▸ GIVEN INSTRUCTION
Every entry must be duplicated precisely as written.

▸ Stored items
========================

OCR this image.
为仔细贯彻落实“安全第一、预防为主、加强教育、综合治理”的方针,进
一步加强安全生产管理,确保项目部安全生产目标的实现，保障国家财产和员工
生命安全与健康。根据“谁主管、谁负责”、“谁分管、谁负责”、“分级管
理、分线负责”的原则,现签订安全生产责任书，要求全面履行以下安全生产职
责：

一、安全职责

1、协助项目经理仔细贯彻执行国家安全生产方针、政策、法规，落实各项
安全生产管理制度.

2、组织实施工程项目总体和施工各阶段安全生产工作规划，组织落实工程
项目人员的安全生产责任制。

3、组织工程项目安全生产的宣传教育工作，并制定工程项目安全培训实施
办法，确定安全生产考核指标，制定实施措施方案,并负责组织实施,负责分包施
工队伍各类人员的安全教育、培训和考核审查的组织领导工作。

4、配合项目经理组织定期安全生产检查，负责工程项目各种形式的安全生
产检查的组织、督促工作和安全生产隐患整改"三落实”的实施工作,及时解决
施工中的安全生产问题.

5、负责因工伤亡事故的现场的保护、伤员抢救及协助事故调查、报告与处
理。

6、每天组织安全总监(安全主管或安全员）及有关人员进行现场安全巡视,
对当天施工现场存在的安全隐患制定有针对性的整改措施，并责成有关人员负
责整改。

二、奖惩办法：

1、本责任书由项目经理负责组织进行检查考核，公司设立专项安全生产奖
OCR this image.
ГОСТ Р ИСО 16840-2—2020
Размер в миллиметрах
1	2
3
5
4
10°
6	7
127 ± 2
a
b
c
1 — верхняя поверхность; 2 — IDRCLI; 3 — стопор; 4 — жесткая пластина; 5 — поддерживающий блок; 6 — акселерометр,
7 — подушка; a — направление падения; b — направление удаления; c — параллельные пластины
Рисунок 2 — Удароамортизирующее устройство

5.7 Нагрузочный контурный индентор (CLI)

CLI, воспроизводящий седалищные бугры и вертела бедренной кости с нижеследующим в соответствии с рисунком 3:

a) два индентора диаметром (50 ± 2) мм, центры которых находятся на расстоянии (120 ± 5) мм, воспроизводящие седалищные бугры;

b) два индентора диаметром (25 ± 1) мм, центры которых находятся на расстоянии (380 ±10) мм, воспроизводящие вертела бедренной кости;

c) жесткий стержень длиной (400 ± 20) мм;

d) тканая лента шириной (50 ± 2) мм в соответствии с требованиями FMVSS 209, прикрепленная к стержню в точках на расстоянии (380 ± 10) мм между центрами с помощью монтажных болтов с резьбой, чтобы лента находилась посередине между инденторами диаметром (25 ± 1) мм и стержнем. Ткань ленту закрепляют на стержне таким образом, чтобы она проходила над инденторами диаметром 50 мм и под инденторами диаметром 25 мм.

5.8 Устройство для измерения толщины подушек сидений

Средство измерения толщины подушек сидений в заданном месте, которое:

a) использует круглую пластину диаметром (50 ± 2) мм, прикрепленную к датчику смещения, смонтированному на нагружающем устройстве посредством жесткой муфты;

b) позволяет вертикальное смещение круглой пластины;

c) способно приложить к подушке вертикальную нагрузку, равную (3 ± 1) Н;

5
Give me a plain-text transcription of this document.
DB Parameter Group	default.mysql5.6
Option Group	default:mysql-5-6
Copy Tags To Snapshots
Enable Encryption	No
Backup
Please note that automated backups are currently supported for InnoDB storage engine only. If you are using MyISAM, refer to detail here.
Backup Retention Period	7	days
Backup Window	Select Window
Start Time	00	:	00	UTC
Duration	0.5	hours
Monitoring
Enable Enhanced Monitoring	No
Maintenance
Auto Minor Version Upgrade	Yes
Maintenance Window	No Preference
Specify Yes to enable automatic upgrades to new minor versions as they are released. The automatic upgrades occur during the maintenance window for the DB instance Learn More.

========================

▸ ANSWER FOR THIS EXERCISE
OCR this image.
为仔细贯彻落实“安全第一、预防为主、加强教育、综合治理”的方针,进
一步加强安全生产管理,确保项目部安全生产目标的实现，保障国家财产和员工
生命安全与健康。根据“谁主管、谁负责”、“谁分管、谁负责”、“分级管
理、分线负责”的原则,现签订安全生产责任书，要求全面履行以下安全生产职
责：

一、安全职责

1、协助项目经理仔细贯彻执行国家安全生产方针、政策、法规，落实各项
安全生产管理制度.

2、组织实施工程项目总体和施工各阶段安全生产工作规划，组织落实工程
项目人员的安全生产责任制。

3、组织工程项目安全生产的宣传教育工作，并制定工程项目安全培训实施
办法，确定安全生产考核指标，制定实施措施方案,并负责组织实施,负责分包施
工队伍各类人员的安全教育、培训和考核审查的组织领导工作。

4、配合项目经理组织定期安全生产检查，负责工程项目各种形式的安全生
产检查的组织、督促工作和安全生产隐患整改"三落实”的实施工作,及时解决
施工中的安全生产问题.

5、负责因工伤亡事故的现场的保护、伤员抢救及协助事故调查、报告与处
理。

6、每天组织安全总监(安全主管或安全员）及有关人员进行现场安全巡视,
对当天施工现场存在的安全隐患制定有针对性的整改措施，并责成有关人员负
责整改。

二、奖惩办法：

1、本责任书由项目经理负责组织进行检查考核，公司设立专项安全生产奖
OCR this image.
ГОСТ Р ИСО 16840-2—2020
Размер в миллиметрах
1	2
3
5
4
10°
6	7
127 ± 2
a
b
c
1 — верхняя поверхность; 2 — IDRCLI; 3 — стопор; 4 — жесткая пластина; 5 — поддерживающий блок; 6 — акселерометр,
7 — подушка; a — направление падения; b — направление удаления; c — параллельные пластины
Рисунок 2 — Удароамортизирующее устройство

5.7 Нагрузочный контурный индентор (CLI)

CLI, воспроизводящий седалищные бугры и вертела бедренной кости с нижеследующим в соответствии с рисунком 3:

a) два индентора диаметром (50 ± 2) мм, центры которых находятся на расстоянии (120 ± 5) мм, воспроизводящие седалищные бугры;

b) два индентора диаметром (25 ± 1) мм, центры которых находятся на расстоянии (380 ±10) мм, воспроизводящие вертела бедренной кости;

c) жесткий стержень длиной (400 ± 20) мм;

d) тканая лента шириной (50 ± 2) мм в соответствии с требованиями FMVSS 209, прикрепленная к стержню в точках на расстоянии (380 ± 10) мм между центрами с помощью монтажных болтов с резьбой, чтобы лента находилась посередине между инденторами диаметром (25 ± 1) мм и стержнем. Ткань ленту закрепляют на стержне таким образом, чтобы она проходила над инденторами диаметром 50 мм и под инденторами диаметром 25 мм.

5.8 Устройство для измерения толщины подушек сидений

Средство измерения толщины подушек сидений в заданном месте, которое:

a) использует круглую пластину диаметром (50 ± 2) мм, прикрепленную к датчику смещения, смонтированному на нагружающем устройстве посредством жесткой муфты;

b) позволяет вертикальное смещение круглой пластины;

c) способно приложить к подушке вертикальную нагрузку, равную (3 ± 1) Н;

5
Give me a plain-text transcription of this document.
DB Parameter Group	default.mysql5.6
Option Group	default:mysql-5-6
Copy Tags To Snapshots
Enable Encryption	No
Backup
Please note that automated backups are currently supported for InnoDB storage engine only. If you are using MyISAM, refer to detail here.
Backup Retention Period	7	days
Backup Window	Select Window
Start Time	00	:	00	UTC
Duration	0.5	hours
Monitoring
Enable Enhanced Monitoring	No
Maintenance
Auto Minor Version Upgrade	Yes
Maintenance Window	No Preference
Specify Yes to enable automatic upgrades to new minor versions as they are released. The automatic upgrades occur during the maintenance window for the DB instance Learn More.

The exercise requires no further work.